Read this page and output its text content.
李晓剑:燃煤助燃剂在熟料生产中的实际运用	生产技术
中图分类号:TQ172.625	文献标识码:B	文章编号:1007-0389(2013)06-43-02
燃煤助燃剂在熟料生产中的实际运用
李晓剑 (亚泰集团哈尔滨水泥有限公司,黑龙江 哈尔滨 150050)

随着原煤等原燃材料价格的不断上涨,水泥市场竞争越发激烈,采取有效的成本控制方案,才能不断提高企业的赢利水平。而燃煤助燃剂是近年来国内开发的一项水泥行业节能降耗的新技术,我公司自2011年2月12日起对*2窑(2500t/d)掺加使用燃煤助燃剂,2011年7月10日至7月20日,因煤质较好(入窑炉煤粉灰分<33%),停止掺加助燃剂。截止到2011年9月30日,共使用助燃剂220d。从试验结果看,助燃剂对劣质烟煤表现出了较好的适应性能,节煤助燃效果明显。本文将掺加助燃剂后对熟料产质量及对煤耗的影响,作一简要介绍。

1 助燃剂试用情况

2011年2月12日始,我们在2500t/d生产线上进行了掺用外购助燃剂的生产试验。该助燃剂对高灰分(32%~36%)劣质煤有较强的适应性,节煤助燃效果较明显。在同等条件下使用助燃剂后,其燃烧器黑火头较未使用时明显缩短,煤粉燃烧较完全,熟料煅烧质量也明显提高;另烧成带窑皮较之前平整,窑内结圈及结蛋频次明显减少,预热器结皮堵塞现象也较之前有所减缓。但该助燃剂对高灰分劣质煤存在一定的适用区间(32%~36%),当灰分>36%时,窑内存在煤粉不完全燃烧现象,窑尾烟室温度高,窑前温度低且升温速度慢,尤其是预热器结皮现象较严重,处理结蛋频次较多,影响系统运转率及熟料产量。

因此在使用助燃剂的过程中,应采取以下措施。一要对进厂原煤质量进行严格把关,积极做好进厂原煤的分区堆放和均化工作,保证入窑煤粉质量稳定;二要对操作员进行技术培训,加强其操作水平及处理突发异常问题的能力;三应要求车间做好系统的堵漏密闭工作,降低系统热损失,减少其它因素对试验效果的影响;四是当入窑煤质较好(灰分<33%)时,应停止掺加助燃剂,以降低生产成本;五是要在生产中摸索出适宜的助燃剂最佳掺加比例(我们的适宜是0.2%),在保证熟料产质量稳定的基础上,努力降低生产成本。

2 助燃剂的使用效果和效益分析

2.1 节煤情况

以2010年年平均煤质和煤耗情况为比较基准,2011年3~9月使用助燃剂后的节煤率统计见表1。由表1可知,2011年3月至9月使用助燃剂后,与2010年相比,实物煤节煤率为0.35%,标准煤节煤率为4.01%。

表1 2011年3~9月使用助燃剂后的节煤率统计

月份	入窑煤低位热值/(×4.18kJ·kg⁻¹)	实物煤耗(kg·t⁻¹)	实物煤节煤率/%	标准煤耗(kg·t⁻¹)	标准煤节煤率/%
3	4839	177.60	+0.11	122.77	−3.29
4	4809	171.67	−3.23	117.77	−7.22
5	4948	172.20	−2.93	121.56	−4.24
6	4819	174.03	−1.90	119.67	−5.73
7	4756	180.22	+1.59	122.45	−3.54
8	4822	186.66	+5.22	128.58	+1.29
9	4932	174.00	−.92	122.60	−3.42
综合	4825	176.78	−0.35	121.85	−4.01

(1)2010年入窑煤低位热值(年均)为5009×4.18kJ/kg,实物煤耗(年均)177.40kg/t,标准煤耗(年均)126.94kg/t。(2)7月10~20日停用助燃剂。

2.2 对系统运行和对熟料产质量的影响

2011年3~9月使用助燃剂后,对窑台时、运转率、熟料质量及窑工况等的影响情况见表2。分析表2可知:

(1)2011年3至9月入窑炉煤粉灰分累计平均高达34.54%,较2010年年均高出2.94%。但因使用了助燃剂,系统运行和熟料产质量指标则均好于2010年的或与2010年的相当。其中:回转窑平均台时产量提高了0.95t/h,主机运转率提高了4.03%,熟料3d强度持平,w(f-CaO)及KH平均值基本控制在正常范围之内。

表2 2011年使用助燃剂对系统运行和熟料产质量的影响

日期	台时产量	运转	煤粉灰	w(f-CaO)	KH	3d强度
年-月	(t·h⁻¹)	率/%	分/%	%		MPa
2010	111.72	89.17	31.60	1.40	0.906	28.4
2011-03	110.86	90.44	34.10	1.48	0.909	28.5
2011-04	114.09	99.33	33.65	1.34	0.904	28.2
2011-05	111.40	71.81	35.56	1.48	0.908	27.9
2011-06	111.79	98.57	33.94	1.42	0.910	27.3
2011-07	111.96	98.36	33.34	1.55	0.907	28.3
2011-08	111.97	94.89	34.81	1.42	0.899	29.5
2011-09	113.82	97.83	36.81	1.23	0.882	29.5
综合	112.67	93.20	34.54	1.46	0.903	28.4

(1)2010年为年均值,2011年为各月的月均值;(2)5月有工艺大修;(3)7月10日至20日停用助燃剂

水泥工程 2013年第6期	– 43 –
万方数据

—————

Written exercise
The lines above form a set of records; determine how many of them contain the string "燃煤助燃剂在熟料生产中的实际运用" and give that number alone.

Correct output
2